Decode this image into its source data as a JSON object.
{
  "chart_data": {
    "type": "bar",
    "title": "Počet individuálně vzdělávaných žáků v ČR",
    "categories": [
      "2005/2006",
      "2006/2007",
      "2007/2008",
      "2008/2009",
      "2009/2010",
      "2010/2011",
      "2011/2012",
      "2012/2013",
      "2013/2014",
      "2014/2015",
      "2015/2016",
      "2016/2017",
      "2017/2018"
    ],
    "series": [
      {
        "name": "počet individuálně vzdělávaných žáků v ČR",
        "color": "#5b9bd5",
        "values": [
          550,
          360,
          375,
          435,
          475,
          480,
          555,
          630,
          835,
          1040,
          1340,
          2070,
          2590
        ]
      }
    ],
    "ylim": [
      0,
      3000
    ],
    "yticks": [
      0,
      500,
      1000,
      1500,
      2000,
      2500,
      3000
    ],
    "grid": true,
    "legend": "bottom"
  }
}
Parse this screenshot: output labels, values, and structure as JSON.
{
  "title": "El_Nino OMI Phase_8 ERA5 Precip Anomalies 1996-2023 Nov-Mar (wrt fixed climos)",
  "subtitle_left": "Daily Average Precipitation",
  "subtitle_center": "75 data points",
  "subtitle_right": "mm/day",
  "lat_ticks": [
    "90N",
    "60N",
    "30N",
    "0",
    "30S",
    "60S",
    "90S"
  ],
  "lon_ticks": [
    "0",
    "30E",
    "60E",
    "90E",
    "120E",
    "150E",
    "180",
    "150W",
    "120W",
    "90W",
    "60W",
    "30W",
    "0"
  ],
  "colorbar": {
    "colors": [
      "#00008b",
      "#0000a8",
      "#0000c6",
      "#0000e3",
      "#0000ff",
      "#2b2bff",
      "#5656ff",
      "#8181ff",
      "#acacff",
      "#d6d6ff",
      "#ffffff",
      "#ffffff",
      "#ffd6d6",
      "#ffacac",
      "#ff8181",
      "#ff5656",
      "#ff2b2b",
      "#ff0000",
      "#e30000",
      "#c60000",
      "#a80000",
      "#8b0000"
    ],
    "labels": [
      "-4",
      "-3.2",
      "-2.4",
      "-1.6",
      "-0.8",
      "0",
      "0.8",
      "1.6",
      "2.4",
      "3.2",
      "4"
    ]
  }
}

----

§ **WORK INSTRUCTIONS**:
Repeat the material above exactly.

§ **WRITTEN ANSWER**:
Decode this image into its source data as a JSON object.
{
  "chart_data": {
    "type": "bar",
    "title": "Počet individuálně vzdělávaných žáků v ČR",
    "categories": [
      "2005/2006",
      "2006/2007",
      "2007/2008",
      "2008/2009",
      "2009/2010",
      "2010/2011",
      "2011/2012",
      "2012/2013",
      "2013/2014",
      "2014/2015",
      "2015/2016",
      "2016/2017",
      "2017/2018"
    ],
    "series": [
      {
        "name": "počet individuálně vzdělávaných žáků v ČR",
        "color": "#5b9bd5",
        "values": [
          550,
          360,
          375,
          435,
          475,
          480,
          555,
          630,
          835,
          1040,
          1340,
          2070,
          2590
        ]
      }
    ],
    "ylim": [
      0,
      3000
    ],
    "yticks": [
      0,
      500,
      1000,
      1500,
      2000,
      2500,
      3000
    ],
    "grid": true,
    "legend": "bottom"
  }
}
Parse this screenshot: output labels, values, and structure as JSON.
{
  "title": "El_Nino OMI Phase_8 ERA5 Precip Anomalies 1996-2023 Nov-Mar (wrt fixed climos)",
  "subtitle_left": "Daily Average Precipitation",
  "subtitle_center": "75 data points",
  "subtitle_right": "mm/day",
  "lat_ticks": [
    "90N",
    "60N",
    "30N",
    "0",
    "30S",
    "60S",
    "90S"
  ],
  "lon_ticks": [
    "0",
    "30E",
    "60E",
    "90E",
    "120E",
    "150E",
    "180",
    "150W",
    "120W",
    "90W",
    "60W",
    "30W",
    "0"
  ],
  "colorbar": {
    "colors": [
      "#00008b",
      "#0000a8",
      "#0000c6",
      "#0000e3",
      "#0000ff",
      "#2b2bff",
      "#5656ff",
      "#8181ff",
      "#acacff",
      "#d6d6ff",
      "#ffffff",
      "#ffffff",
      "#ffd6d6",
      "#ffacac",
      "#ff8181",
      "#ff5656",
      "#ff2b2b",
      "#ff0000",
      "#e30000",
      "#c60000",
      "#a80000",
      "#8b0000"
    ],
    "labels": [
      "-4",
      "-3.2",
      "-2.4",
      "-1.6",
      "-0.8",
      "0",
      "0.8",
      "1.6",
      "2.4",
      "3.2",
      "4"
    ]
  }
}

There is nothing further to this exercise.